Copy every line of the data in which the word "state" occurs.

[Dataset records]

start

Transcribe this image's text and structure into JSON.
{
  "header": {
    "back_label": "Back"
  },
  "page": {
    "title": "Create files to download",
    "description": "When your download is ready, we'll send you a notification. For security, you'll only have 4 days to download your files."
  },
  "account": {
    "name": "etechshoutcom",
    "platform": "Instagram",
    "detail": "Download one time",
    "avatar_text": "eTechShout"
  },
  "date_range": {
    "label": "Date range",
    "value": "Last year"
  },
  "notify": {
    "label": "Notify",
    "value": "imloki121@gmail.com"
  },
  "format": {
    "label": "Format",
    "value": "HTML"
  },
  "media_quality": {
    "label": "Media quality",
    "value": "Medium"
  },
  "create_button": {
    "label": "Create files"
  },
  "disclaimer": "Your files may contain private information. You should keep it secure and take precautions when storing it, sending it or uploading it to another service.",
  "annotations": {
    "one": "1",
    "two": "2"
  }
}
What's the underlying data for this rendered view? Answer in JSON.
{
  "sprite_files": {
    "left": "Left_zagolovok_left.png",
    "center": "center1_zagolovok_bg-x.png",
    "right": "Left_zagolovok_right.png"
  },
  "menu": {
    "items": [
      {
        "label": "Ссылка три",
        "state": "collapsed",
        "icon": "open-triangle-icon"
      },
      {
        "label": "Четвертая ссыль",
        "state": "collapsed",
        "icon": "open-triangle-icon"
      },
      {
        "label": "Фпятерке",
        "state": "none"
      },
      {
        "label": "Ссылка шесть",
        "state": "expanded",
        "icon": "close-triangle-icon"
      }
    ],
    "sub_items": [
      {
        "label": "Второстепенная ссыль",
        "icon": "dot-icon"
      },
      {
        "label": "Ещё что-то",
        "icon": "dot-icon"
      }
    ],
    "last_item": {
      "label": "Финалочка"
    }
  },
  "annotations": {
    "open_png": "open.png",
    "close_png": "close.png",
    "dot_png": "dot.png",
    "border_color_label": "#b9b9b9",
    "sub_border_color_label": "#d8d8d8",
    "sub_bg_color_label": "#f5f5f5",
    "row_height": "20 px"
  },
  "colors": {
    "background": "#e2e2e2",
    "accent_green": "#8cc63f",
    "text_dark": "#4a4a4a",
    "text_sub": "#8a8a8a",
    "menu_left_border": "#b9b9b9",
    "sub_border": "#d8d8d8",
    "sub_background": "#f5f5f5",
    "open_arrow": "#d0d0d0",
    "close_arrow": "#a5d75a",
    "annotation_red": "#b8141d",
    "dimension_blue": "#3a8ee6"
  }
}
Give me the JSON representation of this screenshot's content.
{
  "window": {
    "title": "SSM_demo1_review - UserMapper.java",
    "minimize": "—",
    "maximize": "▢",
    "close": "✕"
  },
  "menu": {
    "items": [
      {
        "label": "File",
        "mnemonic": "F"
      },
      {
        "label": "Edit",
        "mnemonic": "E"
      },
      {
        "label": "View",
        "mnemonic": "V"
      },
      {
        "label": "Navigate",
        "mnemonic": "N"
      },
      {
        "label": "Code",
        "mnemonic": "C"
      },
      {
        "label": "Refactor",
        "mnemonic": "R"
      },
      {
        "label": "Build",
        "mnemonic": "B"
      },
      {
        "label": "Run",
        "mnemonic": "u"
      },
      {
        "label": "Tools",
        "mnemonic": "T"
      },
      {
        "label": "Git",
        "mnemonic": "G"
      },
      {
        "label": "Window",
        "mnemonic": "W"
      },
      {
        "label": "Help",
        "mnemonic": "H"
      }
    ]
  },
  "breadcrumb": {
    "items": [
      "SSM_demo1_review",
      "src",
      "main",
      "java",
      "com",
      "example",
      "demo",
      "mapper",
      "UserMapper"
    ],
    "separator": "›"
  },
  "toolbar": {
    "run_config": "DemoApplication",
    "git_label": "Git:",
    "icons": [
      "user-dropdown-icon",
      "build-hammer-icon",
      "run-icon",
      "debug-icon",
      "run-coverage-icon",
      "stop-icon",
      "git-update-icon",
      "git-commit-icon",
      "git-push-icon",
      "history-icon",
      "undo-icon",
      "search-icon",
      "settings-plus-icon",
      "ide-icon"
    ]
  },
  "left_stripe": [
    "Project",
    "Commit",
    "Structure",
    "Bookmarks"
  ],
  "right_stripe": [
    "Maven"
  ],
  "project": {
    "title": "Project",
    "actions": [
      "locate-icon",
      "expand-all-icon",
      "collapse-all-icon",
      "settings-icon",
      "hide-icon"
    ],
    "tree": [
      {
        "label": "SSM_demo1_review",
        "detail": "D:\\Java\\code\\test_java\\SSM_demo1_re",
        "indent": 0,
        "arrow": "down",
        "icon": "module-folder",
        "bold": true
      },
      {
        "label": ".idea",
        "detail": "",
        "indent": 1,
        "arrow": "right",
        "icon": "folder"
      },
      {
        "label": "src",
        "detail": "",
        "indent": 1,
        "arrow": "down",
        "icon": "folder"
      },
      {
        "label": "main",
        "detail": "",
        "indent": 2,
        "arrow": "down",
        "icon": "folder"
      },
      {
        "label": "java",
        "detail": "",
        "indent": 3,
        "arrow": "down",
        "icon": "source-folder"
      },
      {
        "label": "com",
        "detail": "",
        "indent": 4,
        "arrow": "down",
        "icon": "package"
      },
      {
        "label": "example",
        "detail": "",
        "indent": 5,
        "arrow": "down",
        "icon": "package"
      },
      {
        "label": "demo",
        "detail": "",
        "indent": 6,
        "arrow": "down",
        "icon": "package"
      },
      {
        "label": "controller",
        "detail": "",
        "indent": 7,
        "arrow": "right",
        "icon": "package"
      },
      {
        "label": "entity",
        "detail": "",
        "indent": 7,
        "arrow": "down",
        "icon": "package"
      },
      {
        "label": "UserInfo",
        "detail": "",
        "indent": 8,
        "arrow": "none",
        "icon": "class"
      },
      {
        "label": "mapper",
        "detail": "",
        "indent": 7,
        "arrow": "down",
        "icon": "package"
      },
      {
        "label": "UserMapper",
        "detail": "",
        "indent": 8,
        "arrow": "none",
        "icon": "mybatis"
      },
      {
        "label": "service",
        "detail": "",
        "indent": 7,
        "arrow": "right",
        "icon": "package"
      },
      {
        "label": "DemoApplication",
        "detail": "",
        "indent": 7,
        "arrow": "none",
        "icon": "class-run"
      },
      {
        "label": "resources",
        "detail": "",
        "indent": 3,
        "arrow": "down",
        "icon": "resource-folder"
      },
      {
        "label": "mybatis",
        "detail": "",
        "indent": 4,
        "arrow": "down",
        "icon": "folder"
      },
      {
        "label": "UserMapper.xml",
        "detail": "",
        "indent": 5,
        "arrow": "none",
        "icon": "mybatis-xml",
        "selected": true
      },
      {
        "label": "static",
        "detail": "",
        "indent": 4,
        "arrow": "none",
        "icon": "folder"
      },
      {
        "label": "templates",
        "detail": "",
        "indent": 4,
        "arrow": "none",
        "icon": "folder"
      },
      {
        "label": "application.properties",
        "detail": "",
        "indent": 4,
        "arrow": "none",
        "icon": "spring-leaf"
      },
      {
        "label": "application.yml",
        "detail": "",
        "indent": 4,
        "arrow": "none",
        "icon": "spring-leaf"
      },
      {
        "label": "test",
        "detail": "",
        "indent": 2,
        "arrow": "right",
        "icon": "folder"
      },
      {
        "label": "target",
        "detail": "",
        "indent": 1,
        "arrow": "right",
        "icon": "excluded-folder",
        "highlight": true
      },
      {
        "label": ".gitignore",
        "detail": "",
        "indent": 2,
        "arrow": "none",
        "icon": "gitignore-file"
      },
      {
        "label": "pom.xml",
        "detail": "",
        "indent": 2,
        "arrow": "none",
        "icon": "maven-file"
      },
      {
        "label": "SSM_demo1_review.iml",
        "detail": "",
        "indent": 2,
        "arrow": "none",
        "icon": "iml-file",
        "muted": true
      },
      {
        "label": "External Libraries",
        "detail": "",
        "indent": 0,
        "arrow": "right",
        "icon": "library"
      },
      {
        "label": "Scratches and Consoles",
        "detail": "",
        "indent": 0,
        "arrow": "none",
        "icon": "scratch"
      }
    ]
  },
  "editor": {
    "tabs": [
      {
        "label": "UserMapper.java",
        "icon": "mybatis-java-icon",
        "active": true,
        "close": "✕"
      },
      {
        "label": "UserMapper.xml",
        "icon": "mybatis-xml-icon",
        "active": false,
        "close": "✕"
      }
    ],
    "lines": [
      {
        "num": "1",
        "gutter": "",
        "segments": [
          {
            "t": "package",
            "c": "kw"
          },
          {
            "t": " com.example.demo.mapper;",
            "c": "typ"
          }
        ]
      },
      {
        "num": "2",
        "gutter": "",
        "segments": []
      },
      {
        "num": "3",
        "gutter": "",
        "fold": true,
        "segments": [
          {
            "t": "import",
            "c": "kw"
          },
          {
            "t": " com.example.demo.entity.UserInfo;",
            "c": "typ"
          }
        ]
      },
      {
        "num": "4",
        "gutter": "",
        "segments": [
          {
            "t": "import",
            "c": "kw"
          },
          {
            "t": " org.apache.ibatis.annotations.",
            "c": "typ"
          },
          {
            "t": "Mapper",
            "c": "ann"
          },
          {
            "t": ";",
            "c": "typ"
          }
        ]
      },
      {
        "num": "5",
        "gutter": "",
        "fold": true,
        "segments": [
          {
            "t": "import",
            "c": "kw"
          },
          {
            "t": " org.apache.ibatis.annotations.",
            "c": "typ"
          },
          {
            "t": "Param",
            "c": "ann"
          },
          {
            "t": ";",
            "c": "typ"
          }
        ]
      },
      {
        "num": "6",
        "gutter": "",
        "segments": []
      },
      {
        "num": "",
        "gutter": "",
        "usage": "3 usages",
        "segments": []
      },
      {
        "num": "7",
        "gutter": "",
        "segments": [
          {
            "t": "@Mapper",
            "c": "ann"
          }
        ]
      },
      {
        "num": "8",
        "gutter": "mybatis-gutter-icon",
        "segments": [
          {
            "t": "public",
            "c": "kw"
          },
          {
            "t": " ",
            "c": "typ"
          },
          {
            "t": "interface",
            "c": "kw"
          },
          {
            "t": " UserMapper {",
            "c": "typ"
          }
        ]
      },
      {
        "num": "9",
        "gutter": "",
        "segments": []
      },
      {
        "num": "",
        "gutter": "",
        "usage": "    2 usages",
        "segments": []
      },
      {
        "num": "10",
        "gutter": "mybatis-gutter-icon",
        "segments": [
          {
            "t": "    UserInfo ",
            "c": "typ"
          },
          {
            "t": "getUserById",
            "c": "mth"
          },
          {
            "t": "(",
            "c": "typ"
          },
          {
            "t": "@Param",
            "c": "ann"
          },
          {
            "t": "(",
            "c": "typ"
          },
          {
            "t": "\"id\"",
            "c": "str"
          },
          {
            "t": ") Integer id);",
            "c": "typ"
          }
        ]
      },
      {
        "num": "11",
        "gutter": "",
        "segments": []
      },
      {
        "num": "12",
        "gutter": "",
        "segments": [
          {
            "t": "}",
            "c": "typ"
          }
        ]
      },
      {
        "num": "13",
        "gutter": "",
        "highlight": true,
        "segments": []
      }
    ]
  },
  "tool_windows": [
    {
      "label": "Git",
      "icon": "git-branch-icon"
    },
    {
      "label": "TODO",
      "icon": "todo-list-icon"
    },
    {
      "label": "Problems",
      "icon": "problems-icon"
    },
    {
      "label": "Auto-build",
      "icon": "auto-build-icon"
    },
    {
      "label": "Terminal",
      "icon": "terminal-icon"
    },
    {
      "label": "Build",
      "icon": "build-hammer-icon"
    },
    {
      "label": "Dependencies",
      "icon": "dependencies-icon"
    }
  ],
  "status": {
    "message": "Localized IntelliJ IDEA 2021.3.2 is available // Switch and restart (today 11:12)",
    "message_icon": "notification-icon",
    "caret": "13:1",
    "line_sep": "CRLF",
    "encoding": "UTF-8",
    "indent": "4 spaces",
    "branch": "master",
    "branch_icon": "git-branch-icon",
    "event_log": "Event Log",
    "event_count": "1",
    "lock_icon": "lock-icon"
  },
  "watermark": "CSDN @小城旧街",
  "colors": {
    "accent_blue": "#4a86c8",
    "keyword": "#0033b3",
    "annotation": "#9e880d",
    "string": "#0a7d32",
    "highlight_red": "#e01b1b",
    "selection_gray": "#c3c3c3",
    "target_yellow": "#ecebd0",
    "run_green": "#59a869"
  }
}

end

Written response –
        "state": "collapsed",
        "state": "collapsed",
        "state": "none"
        "state": "expanded",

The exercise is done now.